WHAT IS EXPECTED: Pictures do not belong in the copy. Return all of the entries exactly.

Records from a dataset
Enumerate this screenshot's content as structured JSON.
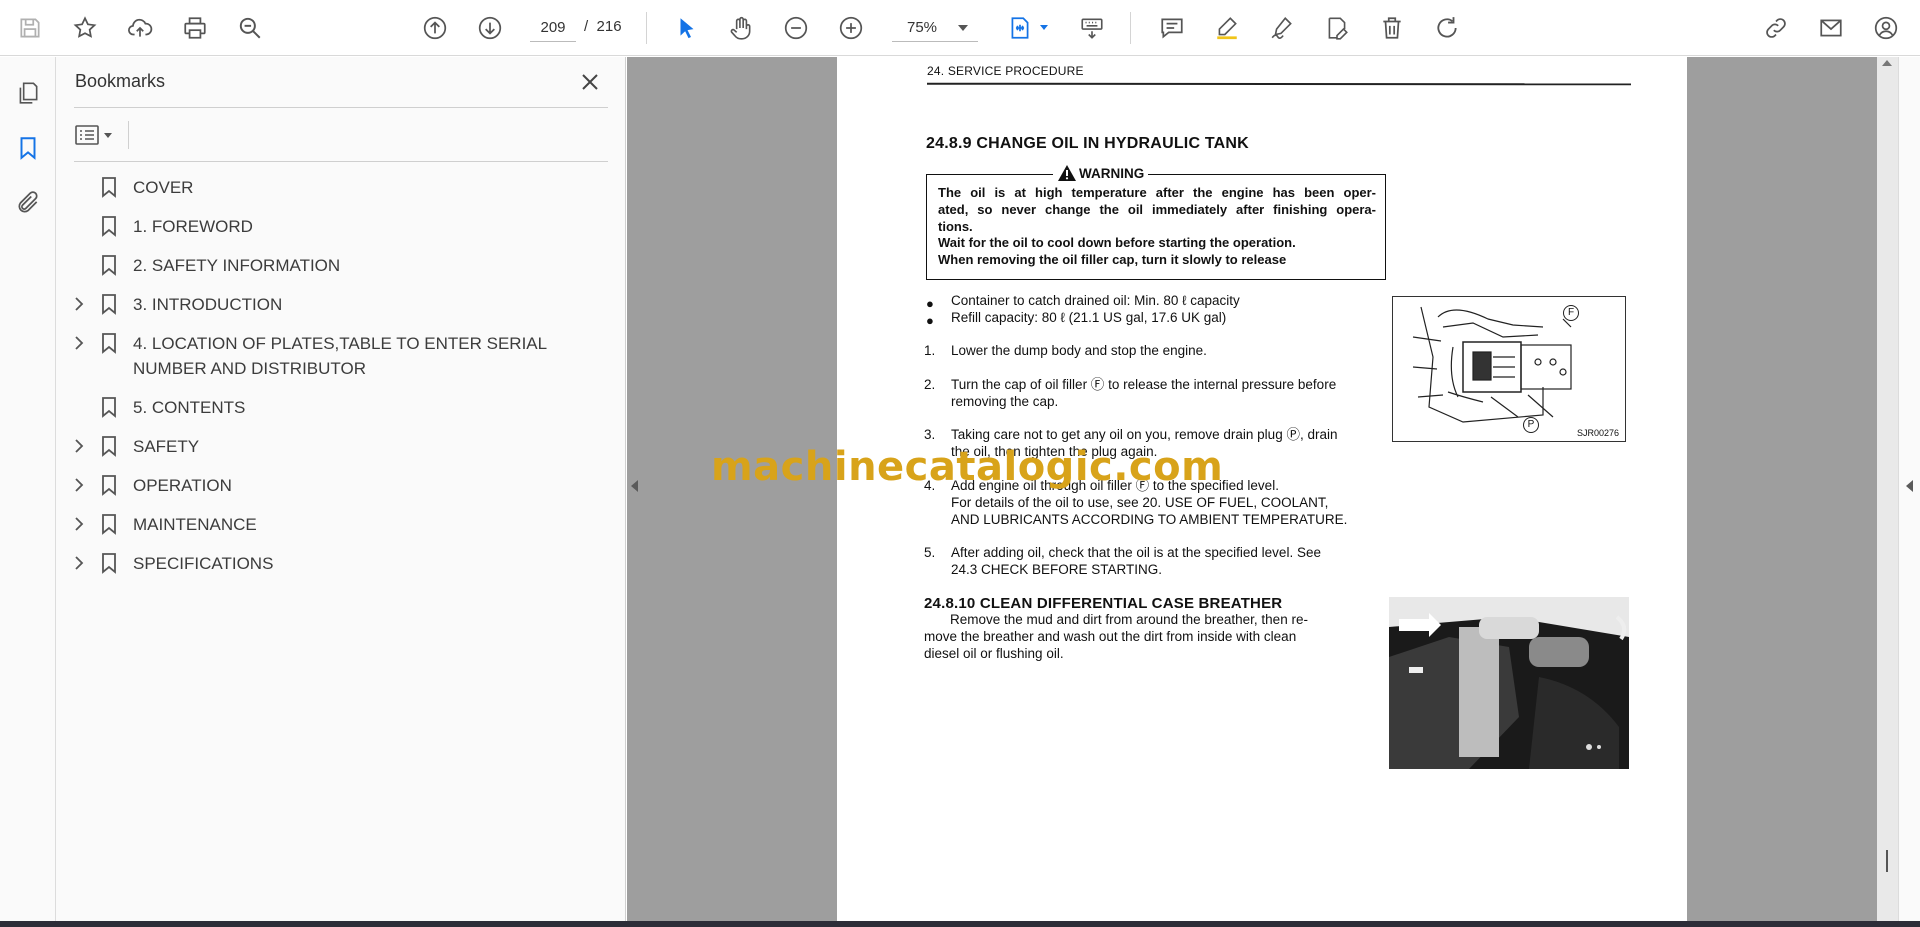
{
  "toolbar": {
    "current_page": "209",
    "page_separator": "/",
    "total_pages": "216",
    "zoom": "75%"
  },
  "bookmarks_panel": {
    "title": "Bookmarks",
    "items": [
      {
        "label": "COVER",
        "expandable": false
      },
      {
        "label": "1. FOREWORD",
        "expandable": false
      },
      {
        "label": "2. SAFETY INFORMATION",
        "expandable": false
      },
      {
        "label": "3. INTRODUCTION",
        "expandable": true
      },
      {
        "label": "4. LOCATION OF PLATES,TABLE TO ENTER SERIAL NUMBER AND DISTRIBUTOR",
        "expandable": true
      },
      {
        "label": "5. CONTENTS",
        "expandable": false
      },
      {
        "label": "SAFETY",
        "expandable": true
      },
      {
        "label": "OPERATION",
        "expandable": true
      },
      {
        "label": "MAINTENANCE",
        "expandable": true
      },
      {
        "label": "SPECIFICATIONS",
        "expandable": true
      }
    ]
  },
  "document": {
    "header": "24. SERVICE PROCEDURE",
    "section_title": "24.8.9  CHANGE OIL IN HYDRAULIC TANK",
    "warning_title": "WARNING",
    "warning_lines": [
      "The oil is at high temperature after the engine has been oper-",
      "ated, so never change the oil immediately after finishing opera-",
      "tions.",
      "Wait for the oil to cool down before starting the operation.",
      "When removing the oil filler cap, turn it slowly to release"
    ],
    "bullets": [
      "Container to catch drained oil: Min. 80 ℓ capacity",
      "Refill capacity: 80 ℓ (21.1 US gal, 17.6 UK gal)"
    ],
    "steps": [
      {
        "num": "1.",
        "lines": [
          "Lower the dump body and stop the engine."
        ]
      },
      {
        "num": "2.",
        "lines": [
          "Turn the cap of oil filler Ⓕ to release the internal pressure before",
          "removing the cap."
        ]
      },
      {
        "num": "3.",
        "lines": [
          "Taking care not to get any oil on you, remove drain plug Ⓟ, drain",
          "the oil, then tighten the plug again."
        ]
      },
      {
        "num": "4.",
        "lines": [
          "Add engine oil through oil filler Ⓕ to the specified level.",
          "For details of the oil to use, see 20. USE OF FUEL, COOLANT,",
          "AND LUBRICANTS ACCORDING TO AMBIENT TEMPERATURE."
        ]
      },
      {
        "num": "5.",
        "lines": [
          "After adding oil, check that the oil is at the specified level. See",
          "24.3 CHECK BEFORE STARTING."
        ]
      }
    ],
    "section2_title": "24.8.10 CLEAN DIFFERENTIAL CASE BREATHER",
    "section2_lines": [
      "Remove the mud and dirt from around the breather, then re-",
      "move the breather and wash out the dirt from inside with clean",
      "diesel oil or flushing oil."
    ],
    "figure1_label_f": "F",
    "figure1_label_p": "P",
    "figure1_caption": "SJR00276",
    "watermark": "machinecatalogic.com"
  }
}
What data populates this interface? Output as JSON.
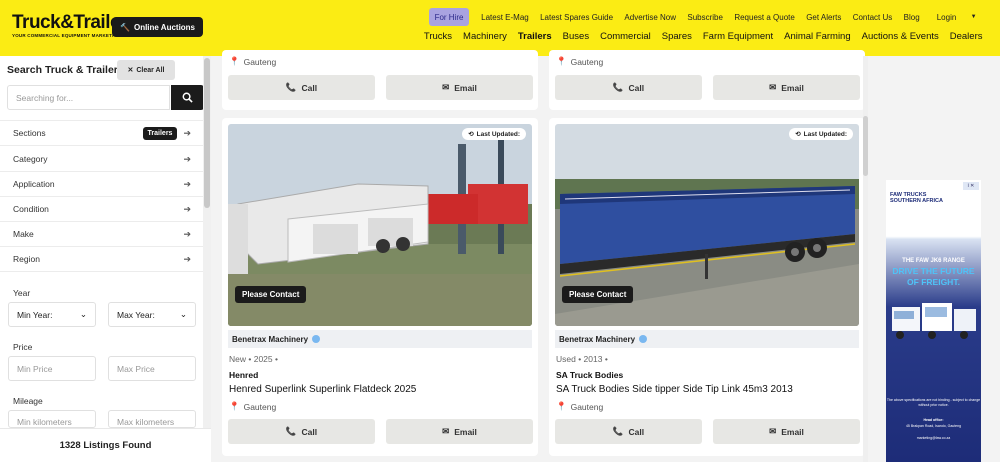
{
  "header": {
    "logo": "Truck&Trailer",
    "tagline": "YOUR COMMERCIAL EQUIPMENT MARKETPLACE",
    "auctions_button": "Online Auctions",
    "top_links": [
      "For Hire",
      "Latest E-Mag",
      "Latest Spares Guide",
      "Advertise Now",
      "Subscribe",
      "Request a Quote",
      "Get Alerts",
      "Contact Us",
      "Blog",
      "Login"
    ],
    "main_links": [
      "Trucks",
      "Machinery",
      "Trailers",
      "Buses",
      "Commercial",
      "Spares",
      "Farm Equipment",
      "Animal Farming",
      "Auctions & Events",
      "Dealers"
    ],
    "active_main": "Trailers"
  },
  "sidebar": {
    "title": "Search Truck & Trailer",
    "clear_label": "Clear All",
    "search_placeholder": "Searching for...",
    "sections_label": "Sections",
    "sections_chip": "Trailers",
    "filters": [
      "Category",
      "Application",
      "Condition",
      "Make",
      "Region"
    ],
    "year_label": "Year",
    "min_year": "Min Year:",
    "max_year": "Max Year:",
    "price_label": "Price",
    "min_price": "Min Price",
    "max_price": "Max Price",
    "mileage_label": "Mileage",
    "min_km": "Min kilometers",
    "max_km": "Max kilometers",
    "listings_found": "1328 Listings Found"
  },
  "listings_top": [
    {
      "location": "Gauteng",
      "call": "Call",
      "email": "Email"
    },
    {
      "location": "Gauteng",
      "call": "Call",
      "email": "Email"
    }
  ],
  "listings": [
    {
      "updated": "Last Updated:",
      "contact": "Please Contact",
      "dealer": "Benetrax Machinery",
      "condition": "New",
      "year": "2025",
      "brand": "Henred",
      "title": "Henred Superlink Superlink Flatdeck 2025",
      "location": "Gauteng",
      "call": "Call",
      "email": "Email"
    },
    {
      "updated": "Last Updated:",
      "contact": "Please Contact",
      "dealer": "Benetrax Machinery",
      "condition": "Used",
      "year": "2013",
      "brand": "SA Truck Bodies",
      "title": "SA Truck Bodies Side tipper Side Tip Link 45m3 2013",
      "location": "Gauteng",
      "call": "Call",
      "email": "Email"
    }
  ],
  "ad": {
    "brand": "FAW TRUCKS SOUTHERN AFRICA",
    "line1": "THE FAW JK6 RANGE",
    "line2": "DRIVE THE FUTURE",
    "line3": "OF FREIGHT.",
    "note": "The above specifications are not binding - subject to change without prior notice.",
    "office": "Head office:",
    "address": "45 Brakpan Road, Isando, Gauteng",
    "email": "marketing@faw.co.za"
  },
  "colors": {
    "brand_yellow": "#fbec14",
    "dark": "#1b1b1b",
    "for_hire": "#a9a3e0"
  }
}
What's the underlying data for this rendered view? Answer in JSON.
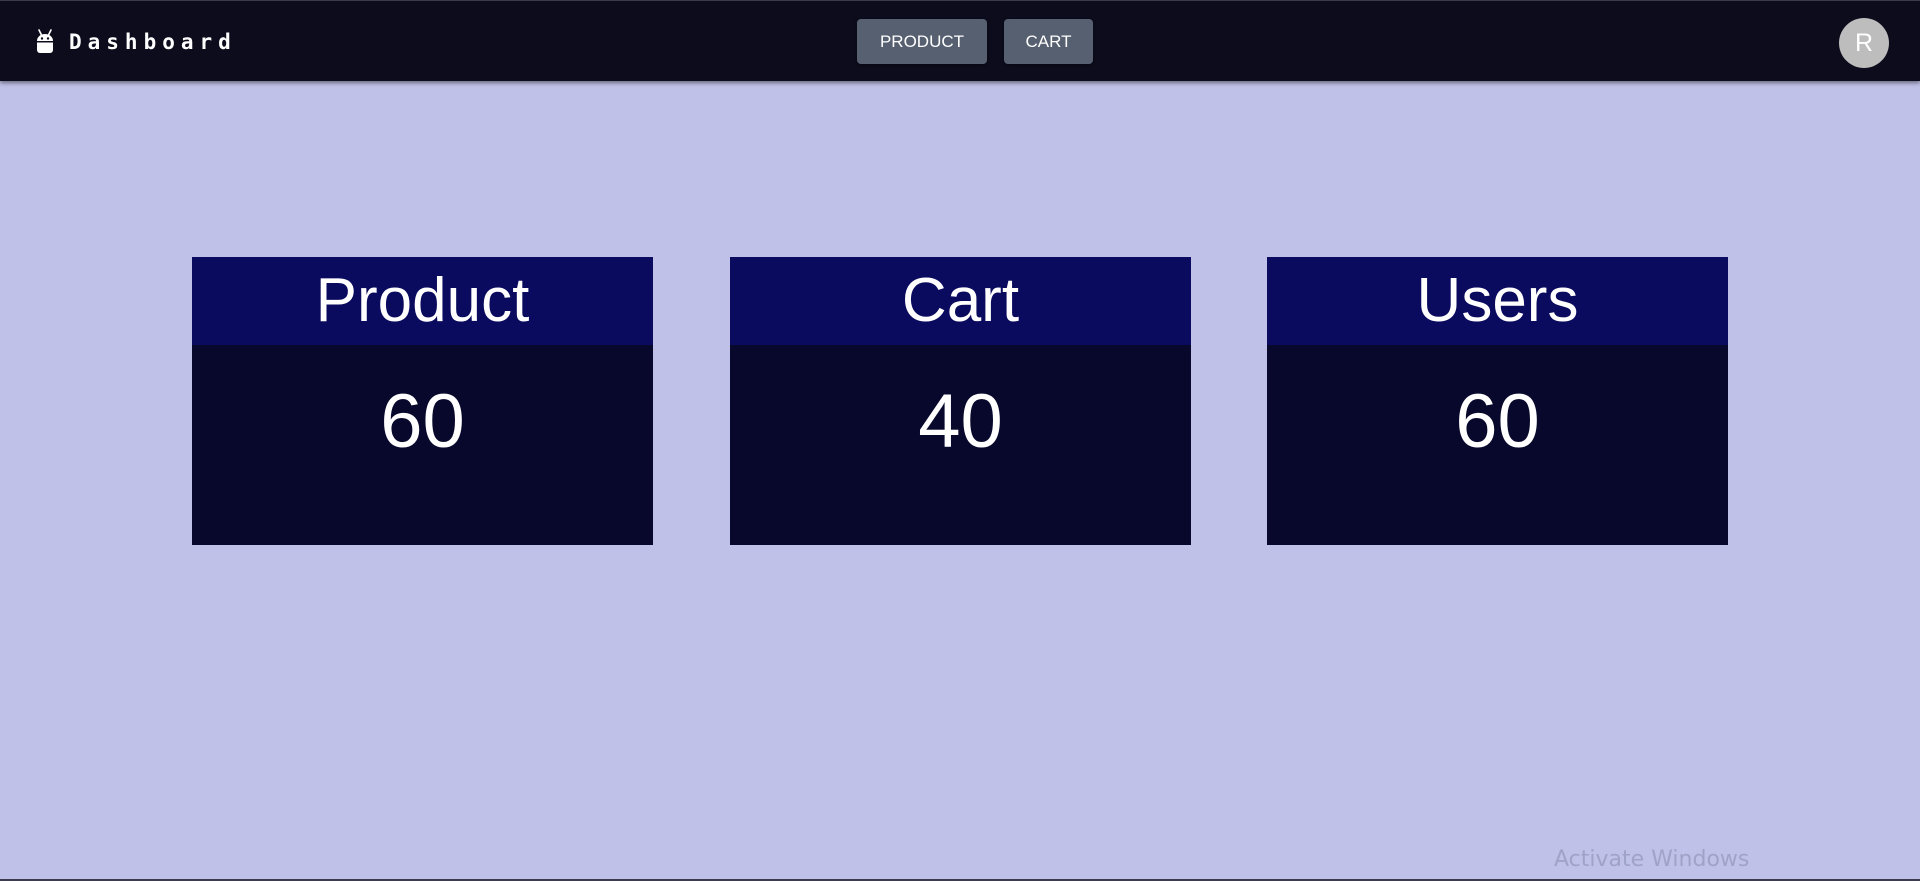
{
  "header": {
    "brand": "Dashboard",
    "brand_icon": "android-icon",
    "nav": [
      {
        "label": "PRODUCT"
      },
      {
        "label": "CART"
      }
    ],
    "avatar_initial": "R"
  },
  "cards": [
    {
      "title": "Product",
      "value": "60"
    },
    {
      "title": "Cart",
      "value": "40"
    },
    {
      "title": "Users",
      "value": "60"
    }
  ],
  "overlay": {
    "watermark": "Activate Windows"
  },
  "colors": {
    "page_bg": "#c0c1e8",
    "topbar_bg": "#0c0c1c",
    "card_header_bg": "#0a0a5e",
    "card_body_bg": "#08082c",
    "nav_button_bg": "#566070",
    "avatar_bg": "#bdbdbd"
  }
}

TASK SOLUTION:
Enumerate this screenshot's content as structured JSON.
{
  "toolbar": {
    "current_page": "209",
    "page_separator": "/",
    "total_pages": "216",
    "zoom": "75%"
  },
  "bookmarks_panel": {
    "title": "Bookmarks",
    "items": [
      {
        "label": "COVER",
        "expandable": false
      },
      {
        "label": "1. FOREWORD",
        "expandable": false
      },
      {
        "label": "2. SAFETY INFORMATION",
        "expandable": false
      },
      {
        "label": "3. INTRODUCTION",
        "expandable": true
      },
      {
        "label": "4. LOCATION OF PLATES,TABLE TO ENTER SERIAL NUMBER AND DISTRIBUTOR",
        "expandable": true
      },
      {
        "label": "5. CONTENTS",
        "expandable": false
      },
      {
        "label": "SAFETY",
        "expandable": true
      },
      {
        "label": "OPERATION",
        "expandable": true
      },
      {
        "label": "MAINTENANCE",
        "expandable": true
      },
      {
        "label": "SPECIFICATIONS",
        "expandable": true
      }
    ]
  },
  "document": {
    "header": "24. SERVICE PROCEDURE",
    "section_title": "24.8.9  CHANGE OIL IN HYDRAULIC TANK",
    "warning_title": "WARNING",
    "warning_lines": [
      "The oil is at high temperature after the engine has been oper-",
      "ated, so never change the oil immediately after finishing opera-",
      "tions.",
      "Wait for the oil to cool down before starting the operation.",
      "When removing the oil filler cap, turn it slowly to release"
    ],
    "bullets": [
      "Container to catch drained oil: Min. 80 ℓ capacity",
      "Refill capacity: 80 ℓ (21.1 US gal, 17.6 UK gal)"
    ],
    "steps": [
      {
        "num": "1.",
        "lines": [
          "Lower the dump body and stop the engine."
        ]
      },
      {
        "num": "2.",
        "lines": [
          "Turn the cap of oil filler Ⓕ to release the internal pressure before",
          "removing the cap."
        ]
      },
      {
        "num": "3.",
        "lines": [
          "Taking care not to get any oil on you, remove drain plug Ⓟ, drain",
          "the oil, then tighten the plug again."
        ]
      },
      {
        "num": "4.",
        "lines": [
          "Add engine oil through oil filler Ⓕ to the specified level.",
          "For details of the oil to use, see 20. USE OF FUEL, COOLANT,",
          "AND LUBRICANTS ACCORDING TO AMBIENT TEMPERATURE."
        ]
      },
      {
        "num": "5.",
        "lines": [
          "After adding oil, check that the oil is at the specified level. See",
          "24.3 CHECK BEFORE STARTING."
        ]
      }
    ],
    "section2_title": "24.8.10 CLEAN DIFFERENTIAL CASE BREATHER",
    "section2_lines": [
      "Remove the mud and dirt from around the breather, then re-",
      "move the breather and wash out the dirt from inside with clean",
      "diesel oil or flushing oil."
    ],
    "figure1_label_f": "F",
    "figure1_label_p": "P",
    "figure1_caption": "SJR00276",
    "watermark": "machinecatalogic.com"
  }
}
What data populates this interface? Output as JSON.
{
  "header": {
    "logo": "Truck&Trailer",
    "tagline": "YOUR COMMERCIAL EQUIPMENT MARKETPLACE",
    "auctions_button": "Online Auctions",
    "top_links": [
      "For Hire",
      "Latest E-Mag",
      "Latest Spares Guide",
      "Advertise Now",
      "Subscribe",
      "Request a Quote",
      "Get Alerts",
      "Contact Us",
      "Blog",
      "Login"
    ],
    "main_links": [
      "Trucks",
      "Machinery",
      "Trailers",
      "Buses",
      "Commercial",
      "Spares",
      "Farm Equipment",
      "Animal Farming",
      "Auctions & Events",
      "Dealers"
    ],
    "active_main": "Trailers"
  },
  "sidebar": {
    "title": "Search Truck & Trailer",
    "clear_label": "Clear All",
    "search_placeholder": "Searching for...",
    "sections_label": "Sections",
    "sections_chip": "Trailers",
    "filters": [
      "Category",
      "Application",
      "Condition",
      "Make",
      "Region"
    ],
    "year_label": "Year",
    "min_year": "Min Year:",
    "max_year": "Max Year:",
    "price_label": "Price",
    "min_price": "Min Price",
    "max_price": "Max Price",
    "mileage_label": "Mileage",
    "min_km": "Min kilometers",
    "max_km": "Max kilometers",
    "listings_found": "1328 Listings Found"
  },
  "listings_top": [
    {
      "location": "Gauteng",
      "call": "Call",
      "email": "Email"
    },
    {
      "location": "Gauteng",
      "call": "Call",
      "email": "Email"
    }
  ],
  "listings": [
    {
      "updated": "Last Updated:",
      "contact": "Please Contact",
      "dealer": "Benetrax Machinery",
      "condition": "New",
      "year": "2025",
      "brand": "Henred",
      "title": "Henred Superlink Superlink Flatdeck 2025",
      "location": "Gauteng",
      "call": "Call",
      "email": "Email"
    },
    {
      "updated": "Last Updated:",
      "contact": "Please Contact",
      "dealer": "Benetrax Machinery",
      "condition": "Used",
      "year": "2013",
      "brand": "SA Truck Bodies",
      "title": "SA Truck Bodies Side tipper Side Tip Link 45m3 2013",
      "location": "Gauteng",
      "call": "Call",
      "email": "Email"
    }
  ],
  "ad": {
    "brand": "FAW TRUCKS SOUTHERN AFRICA",
    "line1": "THE FAW JK6 RANGE",
    "line2": "DRIVE THE FUTURE",
    "line3": "OF FREIGHT.",
    "note": "The above specifications are not binding - subject to change without prior notice.",
    "office": "Head office:",
    "address": "45 Brakpan Road, Isando, Gauteng",
    "email": "marketing@faw.co.za"
  },
  "colors": {
    "brand_yellow": "#fbec14",
    "dark": "#1b1b1b",
    "for_hire": "#a9a3e0"
  }
}
What's the underlying data for this rendered view? Answer in JSON.
{
  "header": {
    "brand": "Dashboard",
    "brand_icon": "android-icon",
    "nav": [
      {
        "label": "PRODUCT"
      },
      {
        "label": "CART"
      }
    ],
    "avatar_initial": "R"
  },
  "cards": [
    {
      "title": "Product",
      "value": "60"
    },
    {
      "title": "Cart",
      "value": "40"
    },
    {
      "title": "Users",
      "value": "60"
    }
  ],
  "overlay": {
    "watermark": "Activate Windows"
  },
  "colors": {
    "page_bg": "#c0c1e8",
    "topbar_bg": "#0c0c1c",
    "card_header_bg": "#0a0a5e",
    "card_body_bg": "#08082c",
    "nav_button_bg": "#566070",
    "avatar_bg": "#bdbdbd"
  }
}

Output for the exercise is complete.